** START OF Material for this exercise **
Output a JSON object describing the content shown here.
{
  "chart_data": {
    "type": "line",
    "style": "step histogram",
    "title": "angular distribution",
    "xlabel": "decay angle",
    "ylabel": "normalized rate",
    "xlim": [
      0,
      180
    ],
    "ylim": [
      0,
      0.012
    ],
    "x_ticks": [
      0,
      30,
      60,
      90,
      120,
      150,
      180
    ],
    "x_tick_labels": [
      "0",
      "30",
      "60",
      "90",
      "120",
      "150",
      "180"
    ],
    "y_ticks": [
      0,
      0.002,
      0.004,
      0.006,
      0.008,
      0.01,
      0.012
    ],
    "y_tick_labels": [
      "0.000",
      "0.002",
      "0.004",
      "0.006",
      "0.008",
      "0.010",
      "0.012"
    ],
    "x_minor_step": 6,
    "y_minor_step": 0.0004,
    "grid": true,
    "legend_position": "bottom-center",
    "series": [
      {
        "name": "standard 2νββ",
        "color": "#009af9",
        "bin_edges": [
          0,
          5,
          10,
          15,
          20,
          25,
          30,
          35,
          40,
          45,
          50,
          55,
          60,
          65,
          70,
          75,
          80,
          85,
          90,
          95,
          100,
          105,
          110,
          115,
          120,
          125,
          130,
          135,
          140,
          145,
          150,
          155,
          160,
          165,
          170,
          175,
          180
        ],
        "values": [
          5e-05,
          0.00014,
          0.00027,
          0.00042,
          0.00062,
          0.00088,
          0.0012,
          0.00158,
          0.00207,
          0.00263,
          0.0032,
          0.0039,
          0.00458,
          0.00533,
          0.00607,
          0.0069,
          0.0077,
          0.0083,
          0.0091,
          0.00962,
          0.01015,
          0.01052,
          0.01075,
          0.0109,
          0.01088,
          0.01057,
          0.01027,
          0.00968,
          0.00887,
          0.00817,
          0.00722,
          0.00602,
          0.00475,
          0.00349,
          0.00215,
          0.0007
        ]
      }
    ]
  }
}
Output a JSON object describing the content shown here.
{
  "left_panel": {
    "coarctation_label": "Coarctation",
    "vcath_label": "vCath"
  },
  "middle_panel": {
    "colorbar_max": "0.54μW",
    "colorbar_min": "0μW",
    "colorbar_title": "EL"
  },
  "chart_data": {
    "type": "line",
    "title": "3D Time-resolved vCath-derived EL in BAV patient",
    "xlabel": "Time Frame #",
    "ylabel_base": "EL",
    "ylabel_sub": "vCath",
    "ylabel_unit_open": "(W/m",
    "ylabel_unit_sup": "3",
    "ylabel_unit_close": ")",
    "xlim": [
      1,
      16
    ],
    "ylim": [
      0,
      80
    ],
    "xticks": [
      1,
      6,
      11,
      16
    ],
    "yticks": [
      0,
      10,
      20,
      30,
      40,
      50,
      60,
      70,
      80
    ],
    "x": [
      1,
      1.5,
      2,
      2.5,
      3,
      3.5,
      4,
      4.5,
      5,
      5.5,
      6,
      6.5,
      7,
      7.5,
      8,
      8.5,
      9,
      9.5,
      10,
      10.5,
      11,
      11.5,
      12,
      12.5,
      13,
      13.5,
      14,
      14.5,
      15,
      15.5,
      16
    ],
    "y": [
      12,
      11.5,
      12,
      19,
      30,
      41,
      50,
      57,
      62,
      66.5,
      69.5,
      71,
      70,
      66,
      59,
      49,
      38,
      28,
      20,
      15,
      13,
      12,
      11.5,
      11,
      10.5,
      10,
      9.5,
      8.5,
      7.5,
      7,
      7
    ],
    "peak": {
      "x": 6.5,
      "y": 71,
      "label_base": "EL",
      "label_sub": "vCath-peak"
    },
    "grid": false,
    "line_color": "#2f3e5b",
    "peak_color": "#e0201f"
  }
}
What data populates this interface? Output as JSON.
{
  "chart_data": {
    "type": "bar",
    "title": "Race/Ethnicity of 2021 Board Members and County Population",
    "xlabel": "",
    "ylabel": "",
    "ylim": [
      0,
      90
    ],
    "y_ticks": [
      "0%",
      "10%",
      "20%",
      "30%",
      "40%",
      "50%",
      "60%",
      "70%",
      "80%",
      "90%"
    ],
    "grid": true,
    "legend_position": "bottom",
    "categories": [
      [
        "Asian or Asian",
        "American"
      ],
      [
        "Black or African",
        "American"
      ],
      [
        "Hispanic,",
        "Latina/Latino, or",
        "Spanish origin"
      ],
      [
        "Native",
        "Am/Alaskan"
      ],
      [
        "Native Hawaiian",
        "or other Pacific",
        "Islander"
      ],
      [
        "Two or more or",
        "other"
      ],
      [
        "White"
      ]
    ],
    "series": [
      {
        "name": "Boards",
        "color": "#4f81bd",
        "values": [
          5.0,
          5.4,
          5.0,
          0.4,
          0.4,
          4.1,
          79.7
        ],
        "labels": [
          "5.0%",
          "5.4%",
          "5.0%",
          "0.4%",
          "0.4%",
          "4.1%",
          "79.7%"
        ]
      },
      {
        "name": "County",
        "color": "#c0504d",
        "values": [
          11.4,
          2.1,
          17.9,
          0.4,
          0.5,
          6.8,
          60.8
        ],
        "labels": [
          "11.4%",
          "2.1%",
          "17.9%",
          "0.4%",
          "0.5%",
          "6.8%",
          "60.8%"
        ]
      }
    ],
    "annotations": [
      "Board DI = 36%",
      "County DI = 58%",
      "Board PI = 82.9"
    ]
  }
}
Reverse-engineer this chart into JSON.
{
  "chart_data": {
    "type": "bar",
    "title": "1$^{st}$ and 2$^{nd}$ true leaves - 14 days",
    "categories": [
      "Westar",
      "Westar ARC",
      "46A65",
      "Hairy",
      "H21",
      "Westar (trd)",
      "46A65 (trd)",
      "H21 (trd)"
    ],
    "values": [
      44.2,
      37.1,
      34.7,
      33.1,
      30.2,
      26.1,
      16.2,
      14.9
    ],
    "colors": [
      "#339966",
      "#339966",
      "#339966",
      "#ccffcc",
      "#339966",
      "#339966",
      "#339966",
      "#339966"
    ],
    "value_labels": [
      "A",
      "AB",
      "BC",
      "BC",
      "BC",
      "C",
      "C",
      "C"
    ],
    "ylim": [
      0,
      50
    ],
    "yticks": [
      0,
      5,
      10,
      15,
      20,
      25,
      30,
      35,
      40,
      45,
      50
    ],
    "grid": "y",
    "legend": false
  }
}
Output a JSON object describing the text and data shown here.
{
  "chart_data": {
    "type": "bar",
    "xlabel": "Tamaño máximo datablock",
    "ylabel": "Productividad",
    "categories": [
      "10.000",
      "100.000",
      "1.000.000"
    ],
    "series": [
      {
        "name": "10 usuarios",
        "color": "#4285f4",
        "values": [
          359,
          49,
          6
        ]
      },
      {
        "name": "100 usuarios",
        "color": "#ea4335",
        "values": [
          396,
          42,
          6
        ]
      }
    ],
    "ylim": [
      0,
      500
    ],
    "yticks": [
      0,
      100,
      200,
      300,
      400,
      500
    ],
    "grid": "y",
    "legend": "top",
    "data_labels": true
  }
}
** END OF Material for this exercise **
Written task
Exactly reproduce all of the entries.

Finished task
Output a JSON object describing the content shown here.
{
  "chart_data": {
    "type": "line",
    "style": "step histogram",
    "title": "angular distribution",
    "xlabel": "decay angle",
    "ylabel": "normalized rate",
    "xlim": [
      0,
      180
    ],
    "ylim": [
      0,
      0.012
    ],
    "x_ticks": [
      0,
      30,
      60,
      90,
      120,
      150,
      180
    ],
    "x_tick_labels": [
      "0",
      "30",
      "60",
      "90",
      "120",
      "150",
      "180"
    ],
    "y_ticks": [
      0,
      0.002,
      0.004,
      0.006,
      0.008,
      0.01,
      0.012
    ],
    "y_tick_labels": [
      "0.000",
      "0.002",
      "0.004",
      "0.006",
      "0.008",
      "0.010",
      "0.012"
    ],
    "x_minor_step": 6,
    "y_minor_step": 0.0004,
    "grid": true,
    "legend_position": "bottom-center",
    "series": [
      {
        "name": "standard 2νββ",
        "color": "#009af9",
        "bin_edges": [
          0,
          5,
          10,
          15,
          20,
          25,
          30,
          35,
          40,
          45,
          50,
          55,
          60,
          65,
          70,
          75,
          80,
          85,
          90,
          95,
          100,
          105,
          110,
          115,
          120,
          125,
          130,
          135,
          140,
          145,
          150,
          155,
          160,
          165,
          170,
          175,
          180
        ],
        "values": [
          5e-05,
          0.00014,
          0.00027,
          0.00042,
          0.00062,
          0.00088,
          0.0012,
          0.00158,
          0.00207,
          0.00263,
          0.0032,
          0.0039,
          0.00458,
          0.00533,
          0.00607,
          0.0069,
          0.0077,
          0.0083,
          0.0091,
          0.00962,
          0.01015,
          0.01052,
          0.01075,
          0.0109,
          0.01088,
          0.01057,
          0.01027,
          0.00968,
          0.00887,
          0.00817,
          0.00722,
          0.00602,
          0.00475,
          0.00349,
          0.00215,
          0.0007
        ]
      }
    ]
  }
}
Output a JSON object describing the content shown here.
{
  "left_panel": {
    "coarctation_label": "Coarctation",
    "vcath_label": "vCath"
  },
  "middle_panel": {
    "colorbar_max": "0.54μW",
    "colorbar_min": "0μW",
    "colorbar_title": "EL"
  },
  "chart_data": {
    "type": "line",
    "title": "3D Time-resolved vCath-derived EL in BAV patient",
    "xlabel": "Time Frame #",
    "ylabel_base": "EL",
    "ylabel_sub": "vCath",
    "ylabel_unit_open": "(W/m",
    "ylabel_unit_sup": "3",
    "ylabel_unit_close": ")",
    "xlim": [
      1,
      16
    ],
    "ylim": [
      0,
      80
    ],
    "xticks": [
      1,
      6,
      11,
      16
    ],
    "yticks": [
      0,
      10,
      20,
      30,
      40,
      50,
      60,
      70,
      80
    ],
    "x": [
      1,
      1.5,
      2,
      2.5,
      3,
      3.5,
      4,
      4.5,
      5,
      5.5,
      6,
      6.5,
      7,
      7.5,
      8,
      8.5,
      9,
      9.5,
      10,
      10.5,
      11,
      11.5,
      12,
      12.5,
      13,
      13.5,
      14,
      14.5,
      15,
      15.5,
      16
    ],
    "y": [
      12,
      11.5,
      12,
      19,
      30,
      41,
      50,
      57,
      62,
      66.5,
      69.5,
      71,
      70,
      66,
      59,
      49,
      38,
      28,
      20,
      15,
      13,
      12,
      11.5,
      11,
      10.5,
      10,
      9.5,
      8.5,
      7.5,
      7,
      7
    ],
    "peak": {
      "x": 6.5,
      "y": 71,
      "label_base": "EL",
      "label_sub": "vCath-peak"
    },
    "grid": false,
    "line_color": "#2f3e5b",
    "peak_color": "#e0201f"
  }
}
What data populates this interface? Output as JSON.
{
  "chart_data": {
    "type": "bar",
    "title": "Race/Ethnicity of 2021 Board Members and County Population",
    "xlabel": "",
    "ylabel": "",
    "ylim": [
      0,
      90
    ],
    "y_ticks": [
      "0%",
      "10%",
      "20%",
      "30%",
      "40%",
      "50%",
      "60%",
      "70%",
      "80%",
      "90%"
    ],
    "grid": true,
    "legend_position": "bottom",
    "categories": [
      [
        "Asian or Asian",
        "American"
      ],
      [
        "Black or African",
        "American"
      ],
      [
        "Hispanic,",
        "Latina/Latino, or",
        "Spanish origin"
      ],
      [
        "Native",
        "Am/Alaskan"
      ],
      [
        "Native Hawaiian",
        "or other Pacific",
        "Islander"
      ],
      [
        "Two or more or",
        "other"
      ],
      [
        "White"
      ]
    ],
    "series": [
      {
        "name": "Boards",
        "color": "#4f81bd",
        "values": [
          5.0,
          5.4,
          5.0,
          0.4,
          0.4,
          4.1,
          79.7
        ],
        "labels": [
          "5.0%",
          "5.4%",
          "5.0%",
          "0.4%",
          "0.4%",
          "4.1%",
          "79.7%"
        ]
      },
      {
        "name": "County",
        "color": "#c0504d",
        "values": [
          11.4,
          2.1,
          17.9,
          0.4,
          0.5,
          6.8,
          60.8
        ],
        "labels": [
          "11.4%",
          "2.1%",
          "17.9%",
          "0.4%",
          "0.5%",
          "6.8%",
          "60.8%"
        ]
      }
    ],
    "annotations": [
      "Board DI = 36%",
      "County DI = 58%",
      "Board PI = 82.9"
    ]
  }
}
Reverse-engineer this chart into JSON.
{
  "chart_data": {
    "type": "bar",
    "title": "1$^{st}$ and 2$^{nd}$ true leaves - 14 days",
    "categories": [
      "Westar",
      "Westar ARC",
      "46A65",
      "Hairy",
      "H21",
      "Westar (trd)",
      "46A65 (trd)",
      "H21 (trd)"
    ],
    "values": [
      44.2,
      37.1,
      34.7,
      33.1,
      30.2,
      26.1,
      16.2,
      14.9
    ],
    "colors": [
      "#339966",
      "#339966",
      "#339966",
      "#ccffcc",
      "#339966",
      "#339966",
      "#339966",
      "#339966"
    ],
    "value_labels": [
      "A",
      "AB",
      "BC",
      "BC",
      "BC",
      "C",
      "C",
      "C"
    ],
    "ylim": [
      0,
      50
    ],
    "yticks": [
      0,
      5,
      10,
      15,
      20,
      25,
      30,
      35,
      40,
      45,
      50
    ],
    "grid": "y",
    "legend": false
  }
}
Output a JSON object describing the text and data shown here.
{
  "chart_data": {
    "type": "bar",
    "xlabel": "Tamaño máximo datablock",
    "ylabel": "Productividad",
    "categories": [
      "10.000",
      "100.000",
      "1.000.000"
    ],
    "series": [
      {
        "name": "10 usuarios",
        "color": "#4285f4",
        "values": [
          359,
          49,
          6
        ]
      },
      {
        "name": "100 usuarios",
        "color": "#ea4335",
        "values": [
          396,
          42,
          6
        ]
      }
    ],
    "ylim": [
      0,
      500
    ],
    "yticks": [
      0,
      100,
      200,
      300,
      400,
      500
    ],
    "grid": "y",
    "legend": "top",
    "data_labels": true
  }
}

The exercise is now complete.